Records:
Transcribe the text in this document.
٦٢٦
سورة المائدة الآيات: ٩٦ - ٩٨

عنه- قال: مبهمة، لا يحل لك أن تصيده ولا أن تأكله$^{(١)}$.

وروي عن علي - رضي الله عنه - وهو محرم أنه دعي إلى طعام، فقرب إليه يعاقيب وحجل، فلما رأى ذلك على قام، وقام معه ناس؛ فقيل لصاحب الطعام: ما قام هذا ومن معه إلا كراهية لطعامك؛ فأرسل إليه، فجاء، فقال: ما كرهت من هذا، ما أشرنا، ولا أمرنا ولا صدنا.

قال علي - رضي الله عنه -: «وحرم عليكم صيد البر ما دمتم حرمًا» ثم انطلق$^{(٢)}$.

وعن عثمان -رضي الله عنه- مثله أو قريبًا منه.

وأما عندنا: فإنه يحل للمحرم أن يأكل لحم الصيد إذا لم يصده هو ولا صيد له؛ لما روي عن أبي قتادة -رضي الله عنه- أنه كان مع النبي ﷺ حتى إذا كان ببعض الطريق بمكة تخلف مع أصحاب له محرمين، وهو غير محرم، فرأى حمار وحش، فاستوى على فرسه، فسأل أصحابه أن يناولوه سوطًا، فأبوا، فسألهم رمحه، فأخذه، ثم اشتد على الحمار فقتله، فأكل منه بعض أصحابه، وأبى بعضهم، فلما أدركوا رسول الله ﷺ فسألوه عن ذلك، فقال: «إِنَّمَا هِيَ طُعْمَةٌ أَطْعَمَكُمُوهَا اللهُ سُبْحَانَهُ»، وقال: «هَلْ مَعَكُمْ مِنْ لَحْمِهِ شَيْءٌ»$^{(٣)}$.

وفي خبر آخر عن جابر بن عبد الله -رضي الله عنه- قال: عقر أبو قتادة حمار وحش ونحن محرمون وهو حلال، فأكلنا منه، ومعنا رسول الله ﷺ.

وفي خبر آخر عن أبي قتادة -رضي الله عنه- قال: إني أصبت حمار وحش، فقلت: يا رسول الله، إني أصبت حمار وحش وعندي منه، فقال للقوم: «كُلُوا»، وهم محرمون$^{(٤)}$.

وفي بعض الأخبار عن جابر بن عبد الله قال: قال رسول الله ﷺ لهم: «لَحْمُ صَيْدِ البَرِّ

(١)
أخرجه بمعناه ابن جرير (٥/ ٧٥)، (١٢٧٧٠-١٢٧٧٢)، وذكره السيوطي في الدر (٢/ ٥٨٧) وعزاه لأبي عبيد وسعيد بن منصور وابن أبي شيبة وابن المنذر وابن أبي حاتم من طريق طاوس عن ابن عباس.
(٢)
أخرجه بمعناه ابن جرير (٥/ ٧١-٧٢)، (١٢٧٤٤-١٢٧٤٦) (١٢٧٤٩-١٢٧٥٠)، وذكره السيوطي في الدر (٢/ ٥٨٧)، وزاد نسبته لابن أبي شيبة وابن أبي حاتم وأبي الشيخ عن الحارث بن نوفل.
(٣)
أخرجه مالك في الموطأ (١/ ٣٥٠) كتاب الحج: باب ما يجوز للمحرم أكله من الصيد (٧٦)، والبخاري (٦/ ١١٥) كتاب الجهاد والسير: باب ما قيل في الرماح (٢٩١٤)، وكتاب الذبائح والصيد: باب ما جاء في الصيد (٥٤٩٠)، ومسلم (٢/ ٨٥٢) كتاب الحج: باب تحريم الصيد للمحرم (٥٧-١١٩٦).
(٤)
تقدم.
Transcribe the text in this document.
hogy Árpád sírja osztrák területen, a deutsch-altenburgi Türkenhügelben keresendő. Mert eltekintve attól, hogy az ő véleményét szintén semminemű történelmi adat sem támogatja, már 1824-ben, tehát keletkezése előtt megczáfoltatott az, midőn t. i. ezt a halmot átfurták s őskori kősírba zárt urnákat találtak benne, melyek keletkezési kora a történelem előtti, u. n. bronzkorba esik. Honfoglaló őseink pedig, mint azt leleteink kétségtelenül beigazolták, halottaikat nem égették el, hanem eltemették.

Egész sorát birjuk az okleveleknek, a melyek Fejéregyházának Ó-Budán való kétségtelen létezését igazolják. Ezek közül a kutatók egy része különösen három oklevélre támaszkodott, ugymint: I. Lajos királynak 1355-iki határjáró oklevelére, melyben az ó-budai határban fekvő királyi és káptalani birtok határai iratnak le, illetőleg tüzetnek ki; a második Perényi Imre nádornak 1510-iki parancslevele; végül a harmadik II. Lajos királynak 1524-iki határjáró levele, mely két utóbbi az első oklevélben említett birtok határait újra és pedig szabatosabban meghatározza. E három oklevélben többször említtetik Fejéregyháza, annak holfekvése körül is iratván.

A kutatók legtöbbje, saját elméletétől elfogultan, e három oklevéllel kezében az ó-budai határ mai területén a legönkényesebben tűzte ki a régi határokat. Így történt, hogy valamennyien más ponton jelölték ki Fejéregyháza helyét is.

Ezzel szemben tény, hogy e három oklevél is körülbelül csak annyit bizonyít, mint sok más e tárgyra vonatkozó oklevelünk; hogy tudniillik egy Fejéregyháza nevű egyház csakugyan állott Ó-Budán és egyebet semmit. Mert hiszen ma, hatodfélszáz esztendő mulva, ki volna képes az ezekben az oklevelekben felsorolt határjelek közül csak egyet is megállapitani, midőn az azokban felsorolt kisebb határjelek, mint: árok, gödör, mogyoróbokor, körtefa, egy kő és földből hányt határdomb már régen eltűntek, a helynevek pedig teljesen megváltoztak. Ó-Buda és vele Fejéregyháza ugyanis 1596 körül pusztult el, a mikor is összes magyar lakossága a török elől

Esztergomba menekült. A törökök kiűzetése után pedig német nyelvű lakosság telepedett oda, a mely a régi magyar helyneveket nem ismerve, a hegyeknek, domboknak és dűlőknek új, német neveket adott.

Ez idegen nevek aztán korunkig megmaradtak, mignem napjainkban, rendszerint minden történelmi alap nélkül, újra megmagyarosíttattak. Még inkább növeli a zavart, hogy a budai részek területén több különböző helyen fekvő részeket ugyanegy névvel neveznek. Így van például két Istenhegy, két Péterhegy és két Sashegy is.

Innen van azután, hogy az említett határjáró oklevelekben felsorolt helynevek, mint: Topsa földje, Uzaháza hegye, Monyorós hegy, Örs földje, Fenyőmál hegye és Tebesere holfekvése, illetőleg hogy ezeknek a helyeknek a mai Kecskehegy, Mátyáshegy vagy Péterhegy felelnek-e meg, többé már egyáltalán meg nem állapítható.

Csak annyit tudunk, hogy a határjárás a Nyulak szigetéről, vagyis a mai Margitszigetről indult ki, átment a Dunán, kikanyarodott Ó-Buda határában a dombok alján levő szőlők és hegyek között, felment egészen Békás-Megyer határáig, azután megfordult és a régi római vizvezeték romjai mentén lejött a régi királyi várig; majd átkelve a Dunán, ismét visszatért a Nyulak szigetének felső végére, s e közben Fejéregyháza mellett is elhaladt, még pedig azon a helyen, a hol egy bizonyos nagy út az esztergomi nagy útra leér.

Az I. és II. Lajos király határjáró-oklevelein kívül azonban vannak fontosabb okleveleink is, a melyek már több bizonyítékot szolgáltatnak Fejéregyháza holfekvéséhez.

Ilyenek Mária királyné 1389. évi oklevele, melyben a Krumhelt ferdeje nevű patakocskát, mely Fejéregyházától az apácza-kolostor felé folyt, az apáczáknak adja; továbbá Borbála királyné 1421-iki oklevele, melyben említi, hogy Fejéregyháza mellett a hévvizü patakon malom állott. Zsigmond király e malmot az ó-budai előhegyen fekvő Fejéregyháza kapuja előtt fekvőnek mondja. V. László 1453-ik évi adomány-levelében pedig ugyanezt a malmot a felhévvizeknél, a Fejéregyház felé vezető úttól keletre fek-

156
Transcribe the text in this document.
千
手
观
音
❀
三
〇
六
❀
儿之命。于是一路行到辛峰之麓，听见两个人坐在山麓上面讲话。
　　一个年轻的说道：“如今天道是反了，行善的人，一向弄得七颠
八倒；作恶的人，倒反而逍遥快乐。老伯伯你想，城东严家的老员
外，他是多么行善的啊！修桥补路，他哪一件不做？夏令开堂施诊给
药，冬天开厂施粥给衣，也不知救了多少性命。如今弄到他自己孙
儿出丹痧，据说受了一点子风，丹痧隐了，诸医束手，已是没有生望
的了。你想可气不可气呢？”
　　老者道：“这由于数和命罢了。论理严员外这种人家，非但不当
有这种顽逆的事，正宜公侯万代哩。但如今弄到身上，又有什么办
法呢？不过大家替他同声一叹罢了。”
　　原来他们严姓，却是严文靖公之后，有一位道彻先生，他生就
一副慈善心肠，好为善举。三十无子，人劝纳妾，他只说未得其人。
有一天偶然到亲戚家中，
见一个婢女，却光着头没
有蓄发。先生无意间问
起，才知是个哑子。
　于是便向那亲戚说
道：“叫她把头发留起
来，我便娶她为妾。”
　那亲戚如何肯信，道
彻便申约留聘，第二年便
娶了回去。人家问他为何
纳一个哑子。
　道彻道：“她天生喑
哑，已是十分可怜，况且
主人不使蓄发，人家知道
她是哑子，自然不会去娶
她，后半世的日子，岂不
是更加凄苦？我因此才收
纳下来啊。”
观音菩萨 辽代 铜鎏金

### SET PROBLEM
Return each line among the entries that holds the word "Lajos".

### RESULT FOR THIS TASK
Egész sorát birjuk az okleveleknek, a melyek Fejéregyházának Ó-Budán való kétségtelen létezését igazolják. Ezek közül a kutatók egy része különösen három oklevélre támaszkodott, ugymint: I. Lajos királynak 1355-iki határjáró oklevelére, melyben az ó-budai határban fekvő királyi és káptalani birtok határai iratnak le, illetőleg tüzetnek ki; a második Perényi Imre nádornak 1510-iki parancslevele; végül a harmadik II. Lajos királynak 1524-iki határjáró levele, mely két utóbbi az első oklevélben említett birtok határait újra és pedig szabatosabban meghatározza. E három oklevélben többször említtetik Fejéregyháza, annak holfekvése körül is iratván.
Az I. és II. Lajos király határjáró-oklevelein kívül azonban vannak fontosabb okleveleink is, a melyek már több bizonyítékot szolgáltatnak Fejéregyháza holfekvéséhez.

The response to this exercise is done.